» EXERCISE
Locate the word "中国建筑工业出版社" in the data below, then copy every line that holds it.

**** RECORDS

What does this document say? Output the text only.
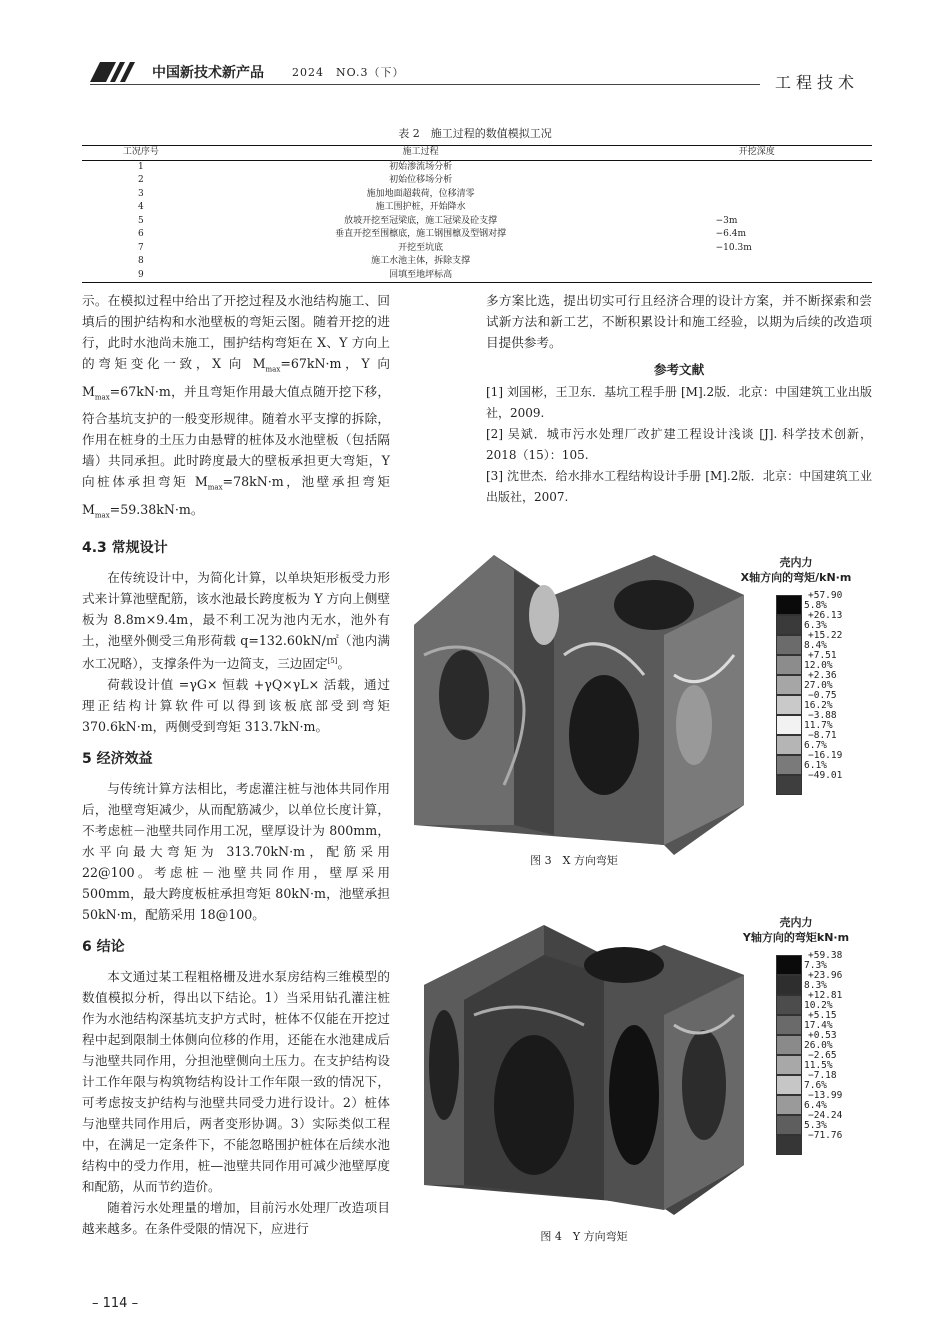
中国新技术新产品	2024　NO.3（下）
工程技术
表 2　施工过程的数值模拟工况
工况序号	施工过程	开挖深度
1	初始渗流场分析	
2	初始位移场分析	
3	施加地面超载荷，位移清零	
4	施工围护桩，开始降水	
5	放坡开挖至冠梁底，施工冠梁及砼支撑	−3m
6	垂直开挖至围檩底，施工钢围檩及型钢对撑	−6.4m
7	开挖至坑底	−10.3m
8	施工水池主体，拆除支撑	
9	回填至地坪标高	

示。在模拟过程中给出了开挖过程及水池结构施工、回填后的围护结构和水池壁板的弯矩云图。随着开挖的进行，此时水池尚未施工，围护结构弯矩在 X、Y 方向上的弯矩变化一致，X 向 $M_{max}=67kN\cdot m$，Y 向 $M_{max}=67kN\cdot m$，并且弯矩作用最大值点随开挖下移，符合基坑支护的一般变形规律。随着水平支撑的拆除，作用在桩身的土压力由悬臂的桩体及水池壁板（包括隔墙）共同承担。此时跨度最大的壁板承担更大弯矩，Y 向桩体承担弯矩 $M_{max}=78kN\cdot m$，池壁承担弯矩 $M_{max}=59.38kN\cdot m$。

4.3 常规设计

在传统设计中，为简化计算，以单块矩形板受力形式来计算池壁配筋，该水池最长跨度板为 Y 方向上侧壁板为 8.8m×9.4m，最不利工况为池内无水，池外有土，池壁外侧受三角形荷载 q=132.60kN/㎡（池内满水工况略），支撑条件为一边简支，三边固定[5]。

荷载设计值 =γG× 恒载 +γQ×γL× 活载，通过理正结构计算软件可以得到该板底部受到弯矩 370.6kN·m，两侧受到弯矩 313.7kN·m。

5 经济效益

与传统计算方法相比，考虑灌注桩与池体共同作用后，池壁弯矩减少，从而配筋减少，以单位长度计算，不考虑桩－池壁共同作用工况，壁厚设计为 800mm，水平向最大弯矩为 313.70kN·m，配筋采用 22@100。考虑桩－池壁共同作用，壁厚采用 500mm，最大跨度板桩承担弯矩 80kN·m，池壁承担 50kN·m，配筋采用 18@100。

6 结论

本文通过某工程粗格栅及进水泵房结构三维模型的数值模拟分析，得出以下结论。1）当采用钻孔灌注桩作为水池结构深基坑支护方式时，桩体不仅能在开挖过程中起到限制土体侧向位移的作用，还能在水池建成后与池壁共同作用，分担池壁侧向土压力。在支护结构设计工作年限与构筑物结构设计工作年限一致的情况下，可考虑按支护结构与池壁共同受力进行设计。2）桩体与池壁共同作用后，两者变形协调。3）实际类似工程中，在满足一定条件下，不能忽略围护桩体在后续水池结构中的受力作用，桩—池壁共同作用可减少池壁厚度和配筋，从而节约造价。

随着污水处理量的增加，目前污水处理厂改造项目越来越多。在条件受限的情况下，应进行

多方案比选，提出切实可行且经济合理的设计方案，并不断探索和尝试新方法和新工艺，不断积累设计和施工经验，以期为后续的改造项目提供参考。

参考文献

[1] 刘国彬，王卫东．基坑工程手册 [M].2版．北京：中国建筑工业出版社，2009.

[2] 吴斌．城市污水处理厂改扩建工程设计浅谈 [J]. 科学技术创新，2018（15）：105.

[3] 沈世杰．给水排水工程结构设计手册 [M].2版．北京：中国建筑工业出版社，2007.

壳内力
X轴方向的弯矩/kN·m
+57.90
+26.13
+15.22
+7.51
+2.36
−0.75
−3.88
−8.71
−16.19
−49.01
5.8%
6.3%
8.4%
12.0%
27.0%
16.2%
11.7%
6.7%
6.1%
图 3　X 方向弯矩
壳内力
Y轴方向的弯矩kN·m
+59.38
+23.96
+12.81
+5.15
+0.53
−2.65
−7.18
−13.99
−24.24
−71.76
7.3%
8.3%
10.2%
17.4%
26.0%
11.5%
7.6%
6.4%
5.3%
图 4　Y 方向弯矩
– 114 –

********

» THE RESPONSE
[1] 刘国彬，王卫东．基坑工程手册 [M].2版．北京：中国建筑工业出版社，2009.
[3] 沈世杰．给水排水工程结构设计手册 [M].2版．北京：中国建筑工业出版社，2007.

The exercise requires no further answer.